[Extracted records]
============================================================

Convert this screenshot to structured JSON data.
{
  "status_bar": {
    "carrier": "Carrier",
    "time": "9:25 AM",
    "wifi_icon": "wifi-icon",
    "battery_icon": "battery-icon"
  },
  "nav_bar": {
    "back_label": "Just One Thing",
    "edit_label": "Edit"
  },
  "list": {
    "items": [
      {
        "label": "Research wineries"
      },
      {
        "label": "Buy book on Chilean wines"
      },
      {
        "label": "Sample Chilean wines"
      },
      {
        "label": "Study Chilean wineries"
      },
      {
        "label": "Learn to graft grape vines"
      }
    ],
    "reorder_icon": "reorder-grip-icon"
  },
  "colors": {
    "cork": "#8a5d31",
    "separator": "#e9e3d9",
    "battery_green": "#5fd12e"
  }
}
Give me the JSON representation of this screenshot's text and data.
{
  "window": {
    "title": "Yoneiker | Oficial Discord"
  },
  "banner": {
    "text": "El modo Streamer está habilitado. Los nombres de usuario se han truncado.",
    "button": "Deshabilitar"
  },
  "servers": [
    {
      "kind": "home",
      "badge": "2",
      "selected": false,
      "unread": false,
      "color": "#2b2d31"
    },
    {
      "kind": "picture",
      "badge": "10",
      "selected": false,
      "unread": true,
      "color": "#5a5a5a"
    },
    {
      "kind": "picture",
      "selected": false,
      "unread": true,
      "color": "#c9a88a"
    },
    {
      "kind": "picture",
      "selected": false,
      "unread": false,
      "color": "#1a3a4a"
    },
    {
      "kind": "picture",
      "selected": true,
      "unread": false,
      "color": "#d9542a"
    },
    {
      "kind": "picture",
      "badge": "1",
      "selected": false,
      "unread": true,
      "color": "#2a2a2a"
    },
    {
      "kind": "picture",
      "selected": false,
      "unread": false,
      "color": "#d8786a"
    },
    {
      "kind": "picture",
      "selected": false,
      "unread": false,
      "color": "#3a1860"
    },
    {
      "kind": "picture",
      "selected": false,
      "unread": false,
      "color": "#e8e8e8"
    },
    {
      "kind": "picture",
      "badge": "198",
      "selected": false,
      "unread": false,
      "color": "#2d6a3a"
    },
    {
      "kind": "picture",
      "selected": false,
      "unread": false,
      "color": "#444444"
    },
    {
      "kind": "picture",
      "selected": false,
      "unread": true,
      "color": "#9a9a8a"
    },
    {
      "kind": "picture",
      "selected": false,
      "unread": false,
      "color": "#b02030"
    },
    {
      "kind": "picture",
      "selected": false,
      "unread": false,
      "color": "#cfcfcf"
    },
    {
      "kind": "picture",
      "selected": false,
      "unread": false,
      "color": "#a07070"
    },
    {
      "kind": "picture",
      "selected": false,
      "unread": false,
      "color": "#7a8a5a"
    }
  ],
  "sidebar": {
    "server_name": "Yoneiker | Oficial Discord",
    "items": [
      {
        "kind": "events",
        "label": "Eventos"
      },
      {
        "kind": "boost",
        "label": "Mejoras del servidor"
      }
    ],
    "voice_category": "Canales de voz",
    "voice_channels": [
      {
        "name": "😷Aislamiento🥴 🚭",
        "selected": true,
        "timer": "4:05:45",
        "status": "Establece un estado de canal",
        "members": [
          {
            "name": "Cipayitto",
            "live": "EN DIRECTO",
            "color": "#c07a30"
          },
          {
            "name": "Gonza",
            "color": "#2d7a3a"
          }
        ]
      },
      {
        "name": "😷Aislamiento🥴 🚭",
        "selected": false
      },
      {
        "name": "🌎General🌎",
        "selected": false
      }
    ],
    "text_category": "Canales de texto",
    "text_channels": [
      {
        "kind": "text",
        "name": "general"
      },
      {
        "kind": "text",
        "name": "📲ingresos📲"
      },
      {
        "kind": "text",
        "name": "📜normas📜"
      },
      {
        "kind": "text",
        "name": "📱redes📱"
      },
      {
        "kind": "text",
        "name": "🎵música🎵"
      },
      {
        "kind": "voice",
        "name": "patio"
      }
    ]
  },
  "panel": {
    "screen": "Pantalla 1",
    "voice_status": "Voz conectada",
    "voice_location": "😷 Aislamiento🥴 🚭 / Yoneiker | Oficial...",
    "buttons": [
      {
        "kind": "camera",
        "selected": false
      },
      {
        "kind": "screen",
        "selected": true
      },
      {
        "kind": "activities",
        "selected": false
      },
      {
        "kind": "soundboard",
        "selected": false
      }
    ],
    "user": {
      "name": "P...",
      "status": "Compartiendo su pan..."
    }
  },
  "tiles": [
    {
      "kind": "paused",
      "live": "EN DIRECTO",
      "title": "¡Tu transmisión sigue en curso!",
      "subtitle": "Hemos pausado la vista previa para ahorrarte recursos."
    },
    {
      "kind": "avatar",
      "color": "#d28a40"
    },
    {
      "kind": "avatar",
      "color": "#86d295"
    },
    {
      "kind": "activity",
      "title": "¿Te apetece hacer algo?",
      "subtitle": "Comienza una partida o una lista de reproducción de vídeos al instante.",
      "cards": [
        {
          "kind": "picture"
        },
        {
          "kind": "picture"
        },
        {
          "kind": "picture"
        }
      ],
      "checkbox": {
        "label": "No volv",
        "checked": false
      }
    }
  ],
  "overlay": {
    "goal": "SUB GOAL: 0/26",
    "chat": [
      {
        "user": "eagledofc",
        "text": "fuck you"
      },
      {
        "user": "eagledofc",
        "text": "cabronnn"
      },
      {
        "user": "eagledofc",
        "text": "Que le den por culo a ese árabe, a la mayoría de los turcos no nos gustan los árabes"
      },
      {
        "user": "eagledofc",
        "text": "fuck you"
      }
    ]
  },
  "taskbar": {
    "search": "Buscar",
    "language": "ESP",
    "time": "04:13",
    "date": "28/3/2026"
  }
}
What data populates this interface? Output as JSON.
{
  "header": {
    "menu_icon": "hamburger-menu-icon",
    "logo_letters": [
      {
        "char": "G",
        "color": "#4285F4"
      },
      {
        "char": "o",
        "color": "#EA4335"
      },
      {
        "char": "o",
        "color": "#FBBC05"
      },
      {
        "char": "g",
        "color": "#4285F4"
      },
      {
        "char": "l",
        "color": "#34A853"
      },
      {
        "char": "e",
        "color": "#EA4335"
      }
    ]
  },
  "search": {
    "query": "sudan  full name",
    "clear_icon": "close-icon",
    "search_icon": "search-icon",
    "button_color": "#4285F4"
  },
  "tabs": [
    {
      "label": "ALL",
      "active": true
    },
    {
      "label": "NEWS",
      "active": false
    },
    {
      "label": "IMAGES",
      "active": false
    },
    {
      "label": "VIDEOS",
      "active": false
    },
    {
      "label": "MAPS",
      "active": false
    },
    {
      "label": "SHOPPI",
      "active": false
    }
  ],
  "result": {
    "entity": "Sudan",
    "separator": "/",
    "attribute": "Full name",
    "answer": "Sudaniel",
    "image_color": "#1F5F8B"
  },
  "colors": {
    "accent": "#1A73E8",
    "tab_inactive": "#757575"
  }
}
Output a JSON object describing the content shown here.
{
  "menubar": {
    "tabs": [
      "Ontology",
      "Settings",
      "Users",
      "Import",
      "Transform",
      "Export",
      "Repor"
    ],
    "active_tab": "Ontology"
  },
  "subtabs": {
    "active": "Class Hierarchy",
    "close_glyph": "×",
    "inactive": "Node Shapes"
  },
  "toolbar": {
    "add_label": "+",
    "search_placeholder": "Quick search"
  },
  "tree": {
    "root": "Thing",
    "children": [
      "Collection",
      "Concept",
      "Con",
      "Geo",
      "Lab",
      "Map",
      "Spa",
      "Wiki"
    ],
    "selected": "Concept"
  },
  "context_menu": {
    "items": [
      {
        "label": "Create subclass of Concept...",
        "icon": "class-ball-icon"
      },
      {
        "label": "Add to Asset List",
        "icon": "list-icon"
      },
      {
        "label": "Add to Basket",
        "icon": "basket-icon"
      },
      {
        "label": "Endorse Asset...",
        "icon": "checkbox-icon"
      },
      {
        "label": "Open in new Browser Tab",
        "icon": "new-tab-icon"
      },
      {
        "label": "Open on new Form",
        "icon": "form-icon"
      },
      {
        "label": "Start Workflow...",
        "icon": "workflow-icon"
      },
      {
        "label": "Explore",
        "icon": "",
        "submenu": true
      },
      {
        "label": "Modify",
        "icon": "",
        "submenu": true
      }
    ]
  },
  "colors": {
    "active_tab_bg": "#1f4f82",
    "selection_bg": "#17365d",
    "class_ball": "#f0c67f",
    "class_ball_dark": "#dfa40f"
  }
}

============================================================

GIVEN REQUEST - Select every line where the word "char" occurs.

REPLY -
        "char": "G",
        "char": "o",
        "char": "o",
        "char": "g",
        "char": "l",
        "char": "e",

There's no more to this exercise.